# Description of the task:
Output all of the entries exactly as written.
┌────────
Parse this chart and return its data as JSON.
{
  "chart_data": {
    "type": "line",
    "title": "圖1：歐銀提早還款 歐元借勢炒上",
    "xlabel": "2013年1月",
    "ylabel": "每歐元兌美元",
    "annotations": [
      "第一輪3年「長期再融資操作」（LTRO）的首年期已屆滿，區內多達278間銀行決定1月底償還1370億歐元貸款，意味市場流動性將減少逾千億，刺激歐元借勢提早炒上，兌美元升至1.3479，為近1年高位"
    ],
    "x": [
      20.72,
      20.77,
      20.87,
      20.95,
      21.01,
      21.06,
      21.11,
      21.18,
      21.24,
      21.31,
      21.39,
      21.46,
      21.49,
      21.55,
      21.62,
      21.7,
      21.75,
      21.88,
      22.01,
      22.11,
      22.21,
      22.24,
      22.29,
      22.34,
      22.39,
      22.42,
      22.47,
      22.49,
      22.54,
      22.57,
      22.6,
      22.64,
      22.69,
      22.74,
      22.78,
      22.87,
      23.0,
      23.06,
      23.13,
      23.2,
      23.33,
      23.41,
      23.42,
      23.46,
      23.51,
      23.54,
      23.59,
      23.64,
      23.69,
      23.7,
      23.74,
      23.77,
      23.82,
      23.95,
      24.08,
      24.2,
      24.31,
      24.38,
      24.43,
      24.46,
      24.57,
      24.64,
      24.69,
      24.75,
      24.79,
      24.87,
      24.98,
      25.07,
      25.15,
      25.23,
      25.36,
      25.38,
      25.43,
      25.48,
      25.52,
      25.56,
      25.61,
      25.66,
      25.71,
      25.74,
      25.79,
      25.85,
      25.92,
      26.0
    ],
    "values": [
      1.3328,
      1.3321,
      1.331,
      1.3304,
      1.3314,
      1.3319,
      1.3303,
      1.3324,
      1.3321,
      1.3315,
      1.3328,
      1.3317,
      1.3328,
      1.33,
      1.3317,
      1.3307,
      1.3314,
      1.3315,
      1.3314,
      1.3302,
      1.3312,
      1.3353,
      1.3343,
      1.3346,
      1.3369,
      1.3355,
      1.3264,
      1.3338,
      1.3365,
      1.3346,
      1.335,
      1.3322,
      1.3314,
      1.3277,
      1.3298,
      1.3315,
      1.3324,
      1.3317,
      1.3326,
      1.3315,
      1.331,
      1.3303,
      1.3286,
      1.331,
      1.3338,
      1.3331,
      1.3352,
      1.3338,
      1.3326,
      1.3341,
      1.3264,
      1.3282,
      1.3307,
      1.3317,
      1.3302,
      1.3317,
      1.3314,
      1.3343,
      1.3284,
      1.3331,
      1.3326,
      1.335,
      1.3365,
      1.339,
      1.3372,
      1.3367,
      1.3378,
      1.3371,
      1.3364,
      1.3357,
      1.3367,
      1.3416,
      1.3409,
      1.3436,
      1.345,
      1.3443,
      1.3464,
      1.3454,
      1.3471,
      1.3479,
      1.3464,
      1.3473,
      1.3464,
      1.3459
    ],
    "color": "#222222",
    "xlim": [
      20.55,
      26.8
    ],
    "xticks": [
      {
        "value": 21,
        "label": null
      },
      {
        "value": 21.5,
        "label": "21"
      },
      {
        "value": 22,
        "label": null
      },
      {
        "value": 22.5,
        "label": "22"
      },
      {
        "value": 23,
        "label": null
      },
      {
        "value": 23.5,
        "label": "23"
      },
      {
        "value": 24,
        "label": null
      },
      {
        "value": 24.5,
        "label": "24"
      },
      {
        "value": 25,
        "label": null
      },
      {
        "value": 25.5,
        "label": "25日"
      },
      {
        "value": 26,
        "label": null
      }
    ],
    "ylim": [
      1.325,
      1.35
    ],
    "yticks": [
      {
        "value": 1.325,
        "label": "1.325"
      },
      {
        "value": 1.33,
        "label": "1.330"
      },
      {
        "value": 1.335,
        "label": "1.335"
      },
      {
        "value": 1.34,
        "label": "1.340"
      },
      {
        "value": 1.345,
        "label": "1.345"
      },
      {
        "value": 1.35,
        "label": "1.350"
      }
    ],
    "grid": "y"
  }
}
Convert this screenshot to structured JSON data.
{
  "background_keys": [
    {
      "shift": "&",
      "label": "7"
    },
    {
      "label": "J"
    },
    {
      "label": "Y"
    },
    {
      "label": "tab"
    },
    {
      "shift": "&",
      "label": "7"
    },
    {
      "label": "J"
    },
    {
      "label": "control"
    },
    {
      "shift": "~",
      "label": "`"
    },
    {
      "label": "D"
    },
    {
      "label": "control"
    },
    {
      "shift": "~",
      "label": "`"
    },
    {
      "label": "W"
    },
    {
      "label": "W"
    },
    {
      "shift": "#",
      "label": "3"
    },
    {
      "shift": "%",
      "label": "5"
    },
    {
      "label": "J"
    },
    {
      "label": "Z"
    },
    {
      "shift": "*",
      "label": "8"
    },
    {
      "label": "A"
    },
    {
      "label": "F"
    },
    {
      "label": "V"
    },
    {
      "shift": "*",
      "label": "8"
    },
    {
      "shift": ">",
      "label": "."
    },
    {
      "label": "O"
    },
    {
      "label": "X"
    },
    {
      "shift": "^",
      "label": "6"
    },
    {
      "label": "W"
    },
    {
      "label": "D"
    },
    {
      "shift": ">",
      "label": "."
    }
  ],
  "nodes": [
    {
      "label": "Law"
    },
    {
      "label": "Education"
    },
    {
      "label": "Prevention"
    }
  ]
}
└────────
# Response to the exercise:
Parse this chart and return its data as JSON.
{
  "chart_data": {
    "type": "line",
    "title": "圖1：歐銀提早還款 歐元借勢炒上",
    "xlabel": "2013年1月",
    "ylabel": "每歐元兌美元",
    "annotations": [
      "第一輪3年「長期再融資操作」（LTRO）的首年期已屆滿，區內多達278間銀行決定1月底償還1370億歐元貸款，意味市場流動性將減少逾千億，刺激歐元借勢提早炒上，兌美元升至1.3479，為近1年高位"
    ],
    "x": [
      20.72,
      20.77,
      20.87,
      20.95,
      21.01,
      21.06,
      21.11,
      21.18,
      21.24,
      21.31,
      21.39,
      21.46,
      21.49,
      21.55,
      21.62,
      21.7,
      21.75,
      21.88,
      22.01,
      22.11,
      22.21,
      22.24,
      22.29,
      22.34,
      22.39,
      22.42,
      22.47,
      22.49,
      22.54,
      22.57,
      22.6,
      22.64,
      22.69,
      22.74,
      22.78,
      22.87,
      23.0,
      23.06,
      23.13,
      23.2,
      23.33,
      23.41,
      23.42,
      23.46,
      23.51,
      23.54,
      23.59,
      23.64,
      23.69,
      23.7,
      23.74,
      23.77,
      23.82,
      23.95,
      24.08,
      24.2,
      24.31,
      24.38,
      24.43,
      24.46,
      24.57,
      24.64,
      24.69,
      24.75,
      24.79,
      24.87,
      24.98,
      25.07,
      25.15,
      25.23,
      25.36,
      25.38,
      25.43,
      25.48,
      25.52,
      25.56,
      25.61,
      25.66,
      25.71,
      25.74,
      25.79,
      25.85,
      25.92,
      26.0
    ],
    "values": [
      1.3328,
      1.3321,
      1.331,
      1.3304,
      1.3314,
      1.3319,
      1.3303,
      1.3324,
      1.3321,
      1.3315,
      1.3328,
      1.3317,
      1.3328,
      1.33,
      1.3317,
      1.3307,
      1.3314,
      1.3315,
      1.3314,
      1.3302,
      1.3312,
      1.3353,
      1.3343,
      1.3346,
      1.3369,
      1.3355,
      1.3264,
      1.3338,
      1.3365,
      1.3346,
      1.335,
      1.3322,
      1.3314,
      1.3277,
      1.3298,
      1.3315,
      1.3324,
      1.3317,
      1.3326,
      1.3315,
      1.331,
      1.3303,
      1.3286,
      1.331,
      1.3338,
      1.3331,
      1.3352,
      1.3338,
      1.3326,
      1.3341,
      1.3264,
      1.3282,
      1.3307,
      1.3317,
      1.3302,
      1.3317,
      1.3314,
      1.3343,
      1.3284,
      1.3331,
      1.3326,
      1.335,
      1.3365,
      1.339,
      1.3372,
      1.3367,
      1.3378,
      1.3371,
      1.3364,
      1.3357,
      1.3367,
      1.3416,
      1.3409,
      1.3436,
      1.345,
      1.3443,
      1.3464,
      1.3454,
      1.3471,
      1.3479,
      1.3464,
      1.3473,
      1.3464,
      1.3459
    ],
    "color": "#222222",
    "xlim": [
      20.55,
      26.8
    ],
    "xticks": [
      {
        "value": 21,
        "label": null
      },
      {
        "value": 21.5,
        "label": "21"
      },
      {
        "value": 22,
        "label": null
      },
      {
        "value": 22.5,
        "label": "22"
      },
      {
        "value": 23,
        "label": null
      },
      {
        "value": 23.5,
        "label": "23"
      },
      {
        "value": 24,
        "label": null
      },
      {
        "value": 24.5,
        "label": "24"
      },
      {
        "value": 25,
        "label": null
      },
      {
        "value": 25.5,
        "label": "25日"
      },
      {
        "value": 26,
        "label": null
      }
    ],
    "ylim": [
      1.325,
      1.35
    ],
    "yticks": [
      {
        "value": 1.325,
        "label": "1.325"
      },
      {
        "value": 1.33,
        "label": "1.330"
      },
      {
        "value": 1.335,
        "label": "1.335"
      },
      {
        "value": 1.34,
        "label": "1.340"
      },
      {
        "value": 1.345,
        "label": "1.345"
      },
      {
        "value": 1.35,
        "label": "1.350"
      }
    ],
    "grid": "y"
  }
}
Convert this screenshot to structured JSON data.
{
  "background_keys": [
    {
      "shift": "&",
      "label": "7"
    },
    {
      "label": "J"
    },
    {
      "label": "Y"
    },
    {
      "label": "tab"
    },
    {
      "shift": "&",
      "label": "7"
    },
    {
      "label": "J"
    },
    {
      "label": "control"
    },
    {
      "shift": "~",
      "label": "`"
    },
    {
      "label": "D"
    },
    {
      "label": "control"
    },
    {
      "shift": "~",
      "label": "`"
    },
    {
      "label": "W"
    },
    {
      "label": "W"
    },
    {
      "shift": "#",
      "label": "3"
    },
    {
      "shift": "%",
      "label": "5"
    },
    {
      "label": "J"
    },
    {
      "label": "Z"
    },
    {
      "shift": "*",
      "label": "8"
    },
    {
      "label": "A"
    },
    {
      "label": "F"
    },
    {
      "label": "V"
    },
    {
      "shift": "*",
      "label": "8"
    },
    {
      "shift": ">",
      "label": "."
    },
    {
      "label": "O"
    },
    {
      "label": "X"
    },
    {
      "shift": "^",
      "label": "6"
    },
    {
      "label": "W"
    },
    {
      "label": "D"
    },
    {
      "shift": ">",
      "label": "."
    }
  ],
  "nodes": [
    {
      "label": "Law"
    },
    {
      "label": "Education"
    },
    {
      "label": "Prevention"
    }
  ]
}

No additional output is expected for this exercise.